Check each line of the listing, and copy it if it contains the word "legal".

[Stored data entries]
####
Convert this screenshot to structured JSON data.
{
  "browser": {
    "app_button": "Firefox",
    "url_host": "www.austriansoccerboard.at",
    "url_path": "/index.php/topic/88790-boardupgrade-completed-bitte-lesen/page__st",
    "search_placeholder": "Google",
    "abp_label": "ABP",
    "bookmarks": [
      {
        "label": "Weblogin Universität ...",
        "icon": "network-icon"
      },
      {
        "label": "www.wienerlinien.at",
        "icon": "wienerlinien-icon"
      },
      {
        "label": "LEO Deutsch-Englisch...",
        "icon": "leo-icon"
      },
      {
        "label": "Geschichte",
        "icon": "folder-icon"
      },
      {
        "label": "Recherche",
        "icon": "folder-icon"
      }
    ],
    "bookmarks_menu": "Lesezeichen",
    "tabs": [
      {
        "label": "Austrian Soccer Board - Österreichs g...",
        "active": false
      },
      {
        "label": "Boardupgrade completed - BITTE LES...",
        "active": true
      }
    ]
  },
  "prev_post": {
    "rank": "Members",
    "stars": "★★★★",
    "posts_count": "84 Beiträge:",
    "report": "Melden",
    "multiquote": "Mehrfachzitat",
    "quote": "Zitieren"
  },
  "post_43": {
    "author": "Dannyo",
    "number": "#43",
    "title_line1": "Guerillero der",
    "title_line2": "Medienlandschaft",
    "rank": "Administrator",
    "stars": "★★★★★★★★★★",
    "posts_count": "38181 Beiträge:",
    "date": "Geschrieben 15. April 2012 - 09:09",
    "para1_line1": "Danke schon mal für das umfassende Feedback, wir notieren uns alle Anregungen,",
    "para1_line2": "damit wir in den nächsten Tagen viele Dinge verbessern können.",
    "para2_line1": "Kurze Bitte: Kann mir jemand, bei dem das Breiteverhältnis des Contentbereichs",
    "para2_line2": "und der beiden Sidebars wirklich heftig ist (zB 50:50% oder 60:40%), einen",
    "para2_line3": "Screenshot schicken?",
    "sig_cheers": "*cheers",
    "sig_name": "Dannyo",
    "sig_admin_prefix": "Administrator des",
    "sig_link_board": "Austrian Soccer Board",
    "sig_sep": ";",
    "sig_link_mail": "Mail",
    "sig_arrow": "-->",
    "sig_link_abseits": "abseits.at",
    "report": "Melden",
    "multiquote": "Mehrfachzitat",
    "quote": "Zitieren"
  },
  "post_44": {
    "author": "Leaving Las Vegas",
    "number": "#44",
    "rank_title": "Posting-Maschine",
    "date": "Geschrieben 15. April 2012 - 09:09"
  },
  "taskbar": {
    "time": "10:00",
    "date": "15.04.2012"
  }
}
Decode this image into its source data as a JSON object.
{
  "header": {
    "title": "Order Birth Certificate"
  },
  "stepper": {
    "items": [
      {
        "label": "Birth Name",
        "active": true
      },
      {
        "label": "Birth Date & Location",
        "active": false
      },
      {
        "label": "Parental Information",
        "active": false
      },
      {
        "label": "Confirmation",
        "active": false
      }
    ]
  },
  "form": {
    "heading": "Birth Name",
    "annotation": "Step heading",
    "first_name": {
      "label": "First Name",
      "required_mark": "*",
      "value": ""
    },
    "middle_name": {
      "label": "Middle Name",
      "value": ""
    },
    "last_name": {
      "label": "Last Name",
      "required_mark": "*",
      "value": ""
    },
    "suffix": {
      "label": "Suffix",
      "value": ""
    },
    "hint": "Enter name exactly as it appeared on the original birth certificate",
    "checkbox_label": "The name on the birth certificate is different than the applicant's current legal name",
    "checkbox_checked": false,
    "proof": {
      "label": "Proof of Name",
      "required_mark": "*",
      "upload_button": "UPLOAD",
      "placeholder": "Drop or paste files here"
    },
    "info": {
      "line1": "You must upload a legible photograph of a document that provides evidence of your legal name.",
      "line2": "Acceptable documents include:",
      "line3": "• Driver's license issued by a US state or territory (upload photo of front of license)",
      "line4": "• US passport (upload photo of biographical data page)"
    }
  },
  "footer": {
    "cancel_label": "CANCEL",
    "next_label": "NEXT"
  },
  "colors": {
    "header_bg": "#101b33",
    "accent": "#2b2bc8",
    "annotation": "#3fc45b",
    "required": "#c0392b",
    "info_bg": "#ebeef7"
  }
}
####
Reply:
    "checkbox_label": "The name on the birth certificate is different than the applicant's current legal name",
      "line1": "You must upload a legible photograph of a document that provides evidence of your legal name.",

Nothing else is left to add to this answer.